— EXERCISE DIRECTIONS —
Search the listing below for the string "Celda" and show each line that contains it.

┄┄┄┄┄┄┄┄┄┄┄┄┄┄┄┄┄┄┄┄

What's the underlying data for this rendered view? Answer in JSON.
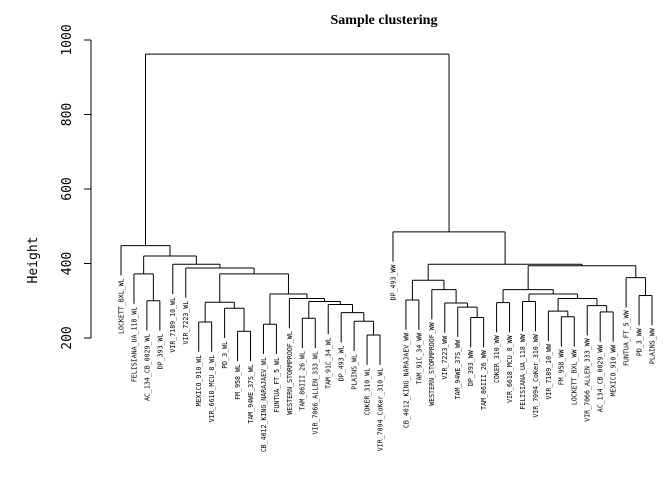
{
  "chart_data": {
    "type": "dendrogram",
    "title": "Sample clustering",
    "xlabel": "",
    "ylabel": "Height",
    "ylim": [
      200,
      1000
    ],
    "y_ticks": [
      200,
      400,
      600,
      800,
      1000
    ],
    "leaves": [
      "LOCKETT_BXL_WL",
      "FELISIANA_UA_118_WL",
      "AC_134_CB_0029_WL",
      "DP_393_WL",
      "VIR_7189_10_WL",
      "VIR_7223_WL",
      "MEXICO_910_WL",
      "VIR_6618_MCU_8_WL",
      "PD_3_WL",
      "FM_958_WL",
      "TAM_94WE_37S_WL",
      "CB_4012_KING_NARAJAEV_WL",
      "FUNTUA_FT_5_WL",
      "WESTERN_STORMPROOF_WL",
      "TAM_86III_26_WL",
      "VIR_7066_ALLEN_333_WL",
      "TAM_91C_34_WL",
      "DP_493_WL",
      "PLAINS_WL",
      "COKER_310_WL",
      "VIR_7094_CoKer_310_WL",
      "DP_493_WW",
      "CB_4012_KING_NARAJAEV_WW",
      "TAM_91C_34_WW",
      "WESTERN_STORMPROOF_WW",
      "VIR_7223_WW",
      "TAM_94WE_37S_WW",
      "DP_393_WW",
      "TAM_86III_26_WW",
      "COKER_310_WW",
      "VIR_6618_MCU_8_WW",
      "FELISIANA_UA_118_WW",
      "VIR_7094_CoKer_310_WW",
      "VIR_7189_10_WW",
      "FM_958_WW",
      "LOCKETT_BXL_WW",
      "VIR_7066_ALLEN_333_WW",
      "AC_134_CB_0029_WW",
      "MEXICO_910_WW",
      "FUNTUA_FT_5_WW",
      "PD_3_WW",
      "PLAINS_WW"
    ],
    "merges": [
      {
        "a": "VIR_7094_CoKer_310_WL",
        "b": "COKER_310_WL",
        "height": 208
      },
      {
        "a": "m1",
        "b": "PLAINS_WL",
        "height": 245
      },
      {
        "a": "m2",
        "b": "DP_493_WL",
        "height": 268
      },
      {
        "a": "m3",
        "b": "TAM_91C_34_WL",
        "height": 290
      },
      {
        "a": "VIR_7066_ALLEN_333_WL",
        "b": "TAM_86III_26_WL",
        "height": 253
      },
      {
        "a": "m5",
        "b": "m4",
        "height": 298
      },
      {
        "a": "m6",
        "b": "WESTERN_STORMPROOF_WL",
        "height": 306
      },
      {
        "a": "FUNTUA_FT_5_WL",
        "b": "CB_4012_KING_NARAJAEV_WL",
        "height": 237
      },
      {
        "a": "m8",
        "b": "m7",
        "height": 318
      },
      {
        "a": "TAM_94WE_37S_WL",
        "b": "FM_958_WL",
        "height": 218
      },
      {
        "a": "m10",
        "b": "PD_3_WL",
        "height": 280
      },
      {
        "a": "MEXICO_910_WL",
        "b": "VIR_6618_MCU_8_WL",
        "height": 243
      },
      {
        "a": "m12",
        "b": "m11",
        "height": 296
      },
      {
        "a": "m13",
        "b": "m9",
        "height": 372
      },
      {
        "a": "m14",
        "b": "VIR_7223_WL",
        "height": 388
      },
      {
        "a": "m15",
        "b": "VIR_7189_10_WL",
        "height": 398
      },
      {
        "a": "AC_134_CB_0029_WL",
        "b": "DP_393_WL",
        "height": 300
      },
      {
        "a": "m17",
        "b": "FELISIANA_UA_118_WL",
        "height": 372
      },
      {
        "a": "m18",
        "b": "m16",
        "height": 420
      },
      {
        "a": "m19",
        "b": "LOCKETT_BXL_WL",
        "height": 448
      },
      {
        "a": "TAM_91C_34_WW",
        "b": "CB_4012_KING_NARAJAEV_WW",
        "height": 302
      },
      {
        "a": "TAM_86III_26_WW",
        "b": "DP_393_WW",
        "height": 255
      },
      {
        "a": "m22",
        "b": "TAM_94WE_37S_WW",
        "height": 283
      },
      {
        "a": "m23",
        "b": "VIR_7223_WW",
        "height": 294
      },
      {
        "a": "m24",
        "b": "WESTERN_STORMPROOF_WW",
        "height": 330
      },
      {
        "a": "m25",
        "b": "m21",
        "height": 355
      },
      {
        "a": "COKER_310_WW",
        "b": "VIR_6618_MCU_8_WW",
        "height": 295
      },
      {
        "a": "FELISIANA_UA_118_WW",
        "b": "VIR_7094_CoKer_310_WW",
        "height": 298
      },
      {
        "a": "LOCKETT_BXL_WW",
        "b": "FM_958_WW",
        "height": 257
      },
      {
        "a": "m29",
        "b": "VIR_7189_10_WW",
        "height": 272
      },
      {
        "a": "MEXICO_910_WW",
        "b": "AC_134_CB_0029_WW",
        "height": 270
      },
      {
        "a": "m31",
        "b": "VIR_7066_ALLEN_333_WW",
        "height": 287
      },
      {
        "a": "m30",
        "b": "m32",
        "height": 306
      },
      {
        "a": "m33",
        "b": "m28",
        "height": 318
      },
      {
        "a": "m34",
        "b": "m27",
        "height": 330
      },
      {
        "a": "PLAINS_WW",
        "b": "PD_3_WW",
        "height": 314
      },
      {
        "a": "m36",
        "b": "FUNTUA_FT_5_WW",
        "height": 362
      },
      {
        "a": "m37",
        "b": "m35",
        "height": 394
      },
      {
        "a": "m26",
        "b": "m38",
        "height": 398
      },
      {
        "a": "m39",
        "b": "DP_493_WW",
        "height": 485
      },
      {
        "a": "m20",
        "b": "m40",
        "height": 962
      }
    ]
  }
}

┄┄┄┄┄┄┄┄┄┄┄┄┄┄┄┄┄┄┄┄

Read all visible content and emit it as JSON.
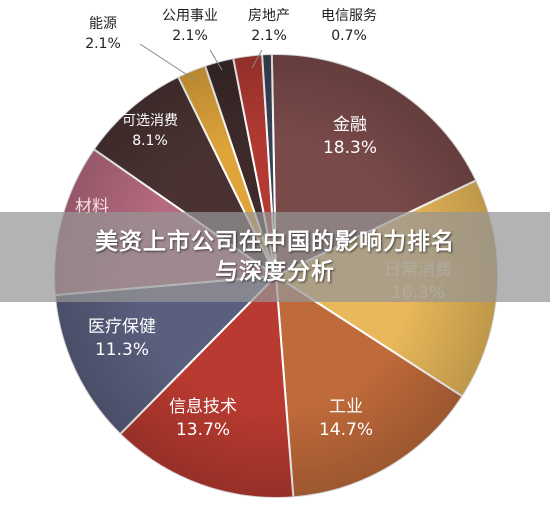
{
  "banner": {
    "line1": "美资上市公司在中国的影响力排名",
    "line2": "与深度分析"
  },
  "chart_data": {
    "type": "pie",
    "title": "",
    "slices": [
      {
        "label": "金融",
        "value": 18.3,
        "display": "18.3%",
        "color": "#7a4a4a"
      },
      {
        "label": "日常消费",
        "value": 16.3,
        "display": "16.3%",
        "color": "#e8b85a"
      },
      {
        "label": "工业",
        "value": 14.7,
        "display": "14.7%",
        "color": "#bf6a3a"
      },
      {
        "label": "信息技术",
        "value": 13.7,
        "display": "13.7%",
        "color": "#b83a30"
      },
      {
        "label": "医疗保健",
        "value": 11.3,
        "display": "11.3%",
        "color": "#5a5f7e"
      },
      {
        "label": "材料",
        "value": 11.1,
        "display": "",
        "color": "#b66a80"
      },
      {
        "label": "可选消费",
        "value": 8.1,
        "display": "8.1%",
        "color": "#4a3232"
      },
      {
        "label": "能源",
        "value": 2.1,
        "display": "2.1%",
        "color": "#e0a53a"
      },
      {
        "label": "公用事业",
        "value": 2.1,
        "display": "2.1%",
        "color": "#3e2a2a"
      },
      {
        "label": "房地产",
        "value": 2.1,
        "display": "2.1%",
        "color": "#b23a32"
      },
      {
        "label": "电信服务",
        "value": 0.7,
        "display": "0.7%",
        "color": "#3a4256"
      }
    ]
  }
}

┄┄┄┄┄┄┄┄┄┄┄┄┄┄┄┄┄┄┄┄

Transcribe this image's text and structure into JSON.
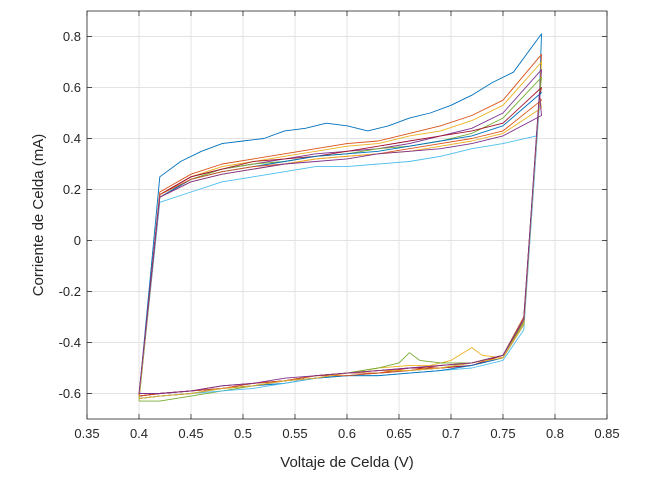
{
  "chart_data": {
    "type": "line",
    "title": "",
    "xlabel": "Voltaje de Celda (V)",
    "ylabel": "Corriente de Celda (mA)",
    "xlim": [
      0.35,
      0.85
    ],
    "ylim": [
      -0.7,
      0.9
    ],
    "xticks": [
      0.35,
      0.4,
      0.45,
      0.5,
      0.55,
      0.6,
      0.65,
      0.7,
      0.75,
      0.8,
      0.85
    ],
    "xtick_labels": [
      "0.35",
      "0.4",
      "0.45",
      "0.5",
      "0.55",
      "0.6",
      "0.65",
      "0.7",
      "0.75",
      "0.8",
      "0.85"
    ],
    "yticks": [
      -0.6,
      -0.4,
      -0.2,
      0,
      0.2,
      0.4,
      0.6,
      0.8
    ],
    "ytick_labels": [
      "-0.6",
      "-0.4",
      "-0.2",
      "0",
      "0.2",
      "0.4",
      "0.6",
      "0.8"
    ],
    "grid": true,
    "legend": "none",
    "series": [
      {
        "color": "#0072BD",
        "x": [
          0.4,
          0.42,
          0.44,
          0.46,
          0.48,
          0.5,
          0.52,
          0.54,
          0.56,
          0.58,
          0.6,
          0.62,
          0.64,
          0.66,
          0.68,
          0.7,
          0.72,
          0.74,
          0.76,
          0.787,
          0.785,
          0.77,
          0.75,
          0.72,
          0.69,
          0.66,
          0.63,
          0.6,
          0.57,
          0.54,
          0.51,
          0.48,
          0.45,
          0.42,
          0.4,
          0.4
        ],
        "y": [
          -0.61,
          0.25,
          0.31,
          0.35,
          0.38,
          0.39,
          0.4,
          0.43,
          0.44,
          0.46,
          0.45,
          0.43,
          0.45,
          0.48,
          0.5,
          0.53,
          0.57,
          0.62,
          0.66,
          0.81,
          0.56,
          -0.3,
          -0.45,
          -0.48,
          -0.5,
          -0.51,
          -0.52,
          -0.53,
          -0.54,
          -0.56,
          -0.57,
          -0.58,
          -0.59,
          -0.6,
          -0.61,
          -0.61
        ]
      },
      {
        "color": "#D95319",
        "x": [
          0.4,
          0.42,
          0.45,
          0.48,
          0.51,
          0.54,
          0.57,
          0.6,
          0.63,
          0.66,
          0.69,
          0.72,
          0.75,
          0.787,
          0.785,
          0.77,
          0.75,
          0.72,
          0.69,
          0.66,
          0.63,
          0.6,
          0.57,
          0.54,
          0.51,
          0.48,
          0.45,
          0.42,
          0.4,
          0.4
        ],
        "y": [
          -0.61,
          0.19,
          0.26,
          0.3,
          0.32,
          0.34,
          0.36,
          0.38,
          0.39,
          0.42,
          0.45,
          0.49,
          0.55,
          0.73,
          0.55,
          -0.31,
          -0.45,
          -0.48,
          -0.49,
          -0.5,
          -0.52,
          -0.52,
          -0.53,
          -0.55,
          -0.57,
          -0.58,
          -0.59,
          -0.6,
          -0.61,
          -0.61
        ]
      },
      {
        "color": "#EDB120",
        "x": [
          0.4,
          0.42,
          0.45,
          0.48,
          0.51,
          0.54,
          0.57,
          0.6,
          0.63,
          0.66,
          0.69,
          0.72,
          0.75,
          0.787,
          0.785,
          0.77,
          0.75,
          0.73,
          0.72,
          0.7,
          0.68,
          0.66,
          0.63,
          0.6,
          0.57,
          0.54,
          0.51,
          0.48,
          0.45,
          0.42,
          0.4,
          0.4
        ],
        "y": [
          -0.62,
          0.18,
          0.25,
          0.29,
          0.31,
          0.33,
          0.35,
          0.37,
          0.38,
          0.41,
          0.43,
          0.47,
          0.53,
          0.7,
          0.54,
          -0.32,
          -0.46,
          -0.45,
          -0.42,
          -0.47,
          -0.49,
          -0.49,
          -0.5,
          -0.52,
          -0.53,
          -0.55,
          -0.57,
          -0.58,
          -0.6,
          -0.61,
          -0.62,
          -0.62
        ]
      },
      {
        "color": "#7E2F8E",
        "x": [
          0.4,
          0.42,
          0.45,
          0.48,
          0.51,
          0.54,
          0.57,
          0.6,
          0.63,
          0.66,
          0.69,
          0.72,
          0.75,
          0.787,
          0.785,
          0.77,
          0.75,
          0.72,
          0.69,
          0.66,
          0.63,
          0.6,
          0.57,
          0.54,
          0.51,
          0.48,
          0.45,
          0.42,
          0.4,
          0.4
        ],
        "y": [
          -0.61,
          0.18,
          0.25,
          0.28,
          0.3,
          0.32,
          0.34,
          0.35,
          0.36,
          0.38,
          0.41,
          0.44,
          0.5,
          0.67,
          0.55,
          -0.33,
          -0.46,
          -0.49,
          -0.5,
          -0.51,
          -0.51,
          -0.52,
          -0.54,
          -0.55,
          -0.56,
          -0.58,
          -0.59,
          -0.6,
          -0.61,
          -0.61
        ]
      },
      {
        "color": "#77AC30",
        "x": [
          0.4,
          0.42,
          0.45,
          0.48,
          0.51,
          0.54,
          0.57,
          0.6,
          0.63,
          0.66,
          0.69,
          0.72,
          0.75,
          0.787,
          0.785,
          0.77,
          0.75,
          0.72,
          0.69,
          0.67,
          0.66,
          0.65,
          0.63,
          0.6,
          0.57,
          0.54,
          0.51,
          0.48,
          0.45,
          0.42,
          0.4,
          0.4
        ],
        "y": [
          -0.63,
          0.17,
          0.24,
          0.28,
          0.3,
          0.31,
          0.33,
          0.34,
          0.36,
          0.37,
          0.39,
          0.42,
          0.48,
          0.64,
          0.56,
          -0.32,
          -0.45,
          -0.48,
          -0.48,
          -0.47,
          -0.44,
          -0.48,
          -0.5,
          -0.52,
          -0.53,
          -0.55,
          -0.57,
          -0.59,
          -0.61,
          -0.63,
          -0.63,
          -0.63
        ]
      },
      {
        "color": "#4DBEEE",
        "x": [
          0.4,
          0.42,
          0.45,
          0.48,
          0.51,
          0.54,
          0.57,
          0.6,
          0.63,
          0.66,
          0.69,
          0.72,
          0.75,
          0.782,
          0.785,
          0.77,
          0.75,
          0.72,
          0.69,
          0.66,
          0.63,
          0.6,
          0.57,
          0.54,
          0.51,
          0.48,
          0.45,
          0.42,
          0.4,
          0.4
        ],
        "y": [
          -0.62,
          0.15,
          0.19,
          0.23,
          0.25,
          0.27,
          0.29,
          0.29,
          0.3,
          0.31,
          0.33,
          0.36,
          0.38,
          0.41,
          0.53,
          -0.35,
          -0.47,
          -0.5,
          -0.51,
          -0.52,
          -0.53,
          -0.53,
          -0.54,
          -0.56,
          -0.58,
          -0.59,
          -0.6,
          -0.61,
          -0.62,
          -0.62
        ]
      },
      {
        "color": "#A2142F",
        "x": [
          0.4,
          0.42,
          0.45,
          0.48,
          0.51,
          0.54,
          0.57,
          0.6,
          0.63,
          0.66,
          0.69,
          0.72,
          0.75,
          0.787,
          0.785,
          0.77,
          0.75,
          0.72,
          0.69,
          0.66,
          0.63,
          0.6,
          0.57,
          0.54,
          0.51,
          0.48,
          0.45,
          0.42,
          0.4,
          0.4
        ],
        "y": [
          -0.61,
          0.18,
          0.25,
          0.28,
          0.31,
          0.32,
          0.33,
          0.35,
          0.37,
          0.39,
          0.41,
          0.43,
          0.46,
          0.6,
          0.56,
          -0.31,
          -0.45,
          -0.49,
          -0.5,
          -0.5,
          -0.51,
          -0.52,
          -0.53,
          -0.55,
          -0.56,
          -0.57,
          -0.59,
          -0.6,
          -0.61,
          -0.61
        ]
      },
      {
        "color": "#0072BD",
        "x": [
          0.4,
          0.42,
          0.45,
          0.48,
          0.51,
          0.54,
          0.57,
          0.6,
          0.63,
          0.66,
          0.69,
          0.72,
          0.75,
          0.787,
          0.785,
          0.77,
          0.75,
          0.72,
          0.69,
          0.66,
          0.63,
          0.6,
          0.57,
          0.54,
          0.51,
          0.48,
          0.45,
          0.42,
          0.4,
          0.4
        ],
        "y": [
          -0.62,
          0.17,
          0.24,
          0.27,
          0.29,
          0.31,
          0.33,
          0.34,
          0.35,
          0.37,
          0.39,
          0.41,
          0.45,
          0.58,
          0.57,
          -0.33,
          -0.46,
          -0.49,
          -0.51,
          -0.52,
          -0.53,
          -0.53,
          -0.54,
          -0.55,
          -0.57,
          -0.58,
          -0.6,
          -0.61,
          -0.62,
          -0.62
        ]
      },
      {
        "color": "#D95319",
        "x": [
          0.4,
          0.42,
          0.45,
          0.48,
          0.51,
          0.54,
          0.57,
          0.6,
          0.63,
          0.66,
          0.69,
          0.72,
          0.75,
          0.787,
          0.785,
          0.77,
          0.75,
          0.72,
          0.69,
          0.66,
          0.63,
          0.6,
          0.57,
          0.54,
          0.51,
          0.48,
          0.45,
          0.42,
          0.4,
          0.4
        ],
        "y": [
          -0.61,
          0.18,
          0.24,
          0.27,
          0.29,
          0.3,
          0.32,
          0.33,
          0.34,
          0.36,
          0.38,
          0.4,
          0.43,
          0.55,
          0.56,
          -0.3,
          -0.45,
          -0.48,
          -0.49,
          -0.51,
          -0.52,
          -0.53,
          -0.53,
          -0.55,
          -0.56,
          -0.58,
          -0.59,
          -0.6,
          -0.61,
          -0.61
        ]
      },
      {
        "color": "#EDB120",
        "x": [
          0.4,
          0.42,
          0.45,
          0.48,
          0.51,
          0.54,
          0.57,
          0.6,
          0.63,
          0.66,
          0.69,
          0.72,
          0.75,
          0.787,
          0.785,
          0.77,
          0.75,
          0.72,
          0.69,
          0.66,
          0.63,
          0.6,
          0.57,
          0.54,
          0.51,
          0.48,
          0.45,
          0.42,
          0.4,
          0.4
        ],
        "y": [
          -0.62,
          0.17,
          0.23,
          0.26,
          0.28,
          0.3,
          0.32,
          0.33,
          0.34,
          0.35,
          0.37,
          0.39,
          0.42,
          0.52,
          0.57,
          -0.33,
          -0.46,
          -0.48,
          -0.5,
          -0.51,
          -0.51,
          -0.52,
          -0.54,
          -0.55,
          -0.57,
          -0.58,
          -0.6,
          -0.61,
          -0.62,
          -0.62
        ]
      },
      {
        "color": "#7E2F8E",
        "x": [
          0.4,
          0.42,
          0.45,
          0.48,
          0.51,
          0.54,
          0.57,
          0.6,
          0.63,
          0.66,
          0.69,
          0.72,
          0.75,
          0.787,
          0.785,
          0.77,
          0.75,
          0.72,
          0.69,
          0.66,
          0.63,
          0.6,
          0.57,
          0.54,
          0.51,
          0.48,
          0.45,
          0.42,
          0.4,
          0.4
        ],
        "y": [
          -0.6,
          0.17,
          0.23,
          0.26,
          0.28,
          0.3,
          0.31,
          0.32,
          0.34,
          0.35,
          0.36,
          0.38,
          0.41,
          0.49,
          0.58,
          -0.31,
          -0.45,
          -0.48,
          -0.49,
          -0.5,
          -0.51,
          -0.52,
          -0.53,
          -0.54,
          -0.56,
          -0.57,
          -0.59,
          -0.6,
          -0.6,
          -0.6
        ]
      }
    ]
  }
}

┄┄┄┄┄┄┄┄┄┄┄┄┄┄┄┄┄┄┄┄

— THE RESPONSE —
    "xlabel": "Voltaje de Celda (V)",
    "ylabel": "Corriente de Celda (mA)",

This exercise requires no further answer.